## [EXERCISE BRIEF]
An exact copy of all the data is required, with pictures left out.

## [Data records for software interfaces]
- - -
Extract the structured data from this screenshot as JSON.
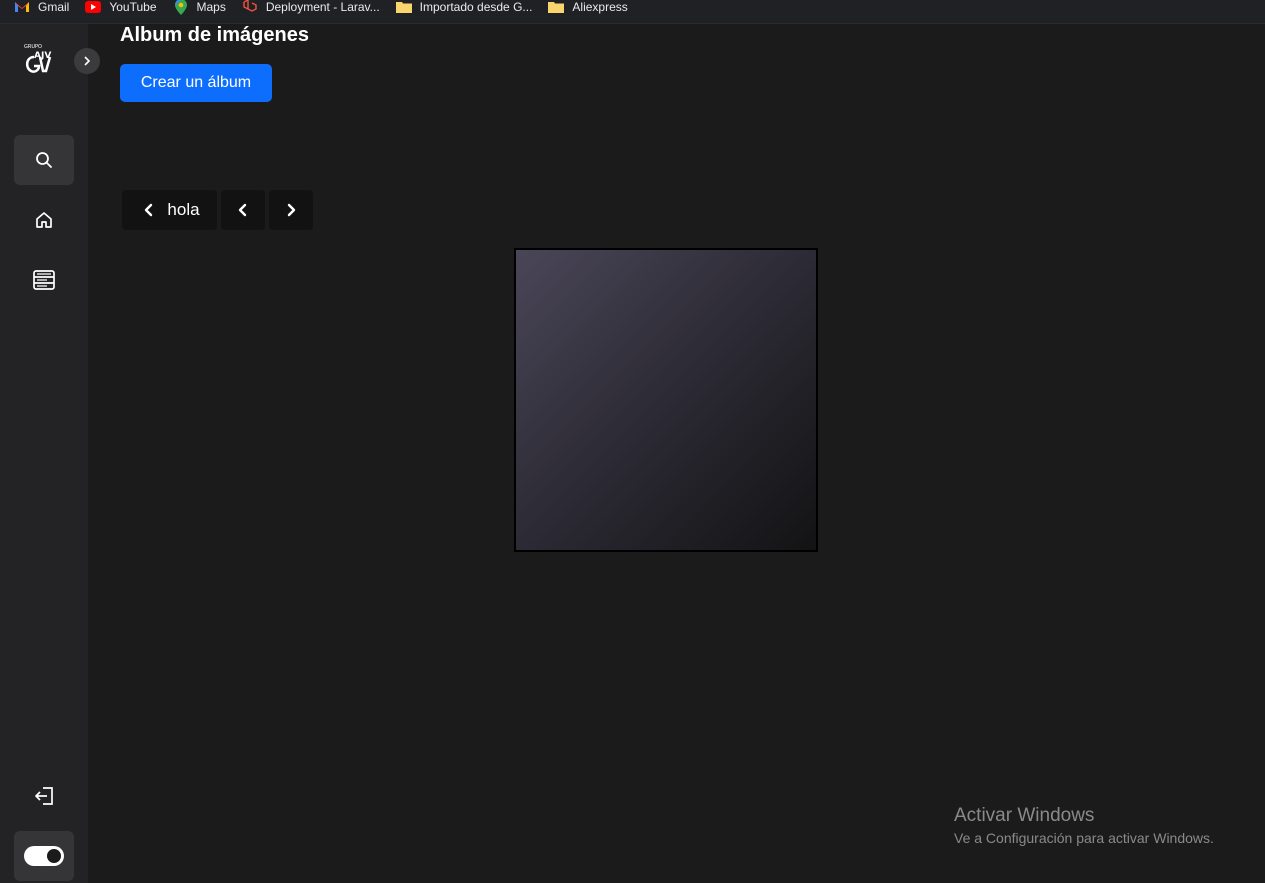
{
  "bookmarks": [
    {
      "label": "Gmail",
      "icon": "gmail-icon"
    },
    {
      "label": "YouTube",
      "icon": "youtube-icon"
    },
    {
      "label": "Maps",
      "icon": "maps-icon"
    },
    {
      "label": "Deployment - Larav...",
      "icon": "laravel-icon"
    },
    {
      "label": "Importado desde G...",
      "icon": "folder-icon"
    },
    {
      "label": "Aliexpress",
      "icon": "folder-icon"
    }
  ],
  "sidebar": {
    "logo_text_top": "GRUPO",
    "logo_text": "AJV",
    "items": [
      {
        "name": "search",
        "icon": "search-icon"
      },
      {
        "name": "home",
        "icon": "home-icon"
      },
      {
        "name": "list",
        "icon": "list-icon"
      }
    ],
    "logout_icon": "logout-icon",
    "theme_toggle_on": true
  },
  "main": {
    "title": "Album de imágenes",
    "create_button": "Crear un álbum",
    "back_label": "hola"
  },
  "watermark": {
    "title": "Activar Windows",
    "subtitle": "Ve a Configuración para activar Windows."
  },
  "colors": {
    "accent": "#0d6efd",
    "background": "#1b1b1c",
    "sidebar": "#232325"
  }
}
- - -
## [EXPECTED OUTPUT]
Extract the structured data from this screenshot as JSON.
{
  "bookmarks": [
    {
      "label": "Gmail",
      "icon": "gmail-icon"
    },
    {
      "label": "YouTube",
      "icon": "youtube-icon"
    },
    {
      "label": "Maps",
      "icon": "maps-icon"
    },
    {
      "label": "Deployment - Larav...",
      "icon": "laravel-icon"
    },
    {
      "label": "Importado desde G...",
      "icon": "folder-icon"
    },
    {
      "label": "Aliexpress",
      "icon": "folder-icon"
    }
  ],
  "sidebar": {
    "logo_text_top": "GRUPO",
    "logo_text": "AJV",
    "items": [
      {
        "name": "search",
        "icon": "search-icon"
      },
      {
        "name": "home",
        "icon": "home-icon"
      },
      {
        "name": "list",
        "icon": "list-icon"
      }
    ],
    "logout_icon": "logout-icon",
    "theme_toggle_on": true
  },
  "main": {
    "title": "Album de imágenes",
    "create_button": "Crear un álbum",
    "back_label": "hola"
  },
  "watermark": {
    "title": "Activar Windows",
    "subtitle": "Ve a Configuración para activar Windows."
  },
  "colors": {
    "accent": "#0d6efd",
    "background": "#1b1b1c",
    "sidebar": "#232325"
  }
}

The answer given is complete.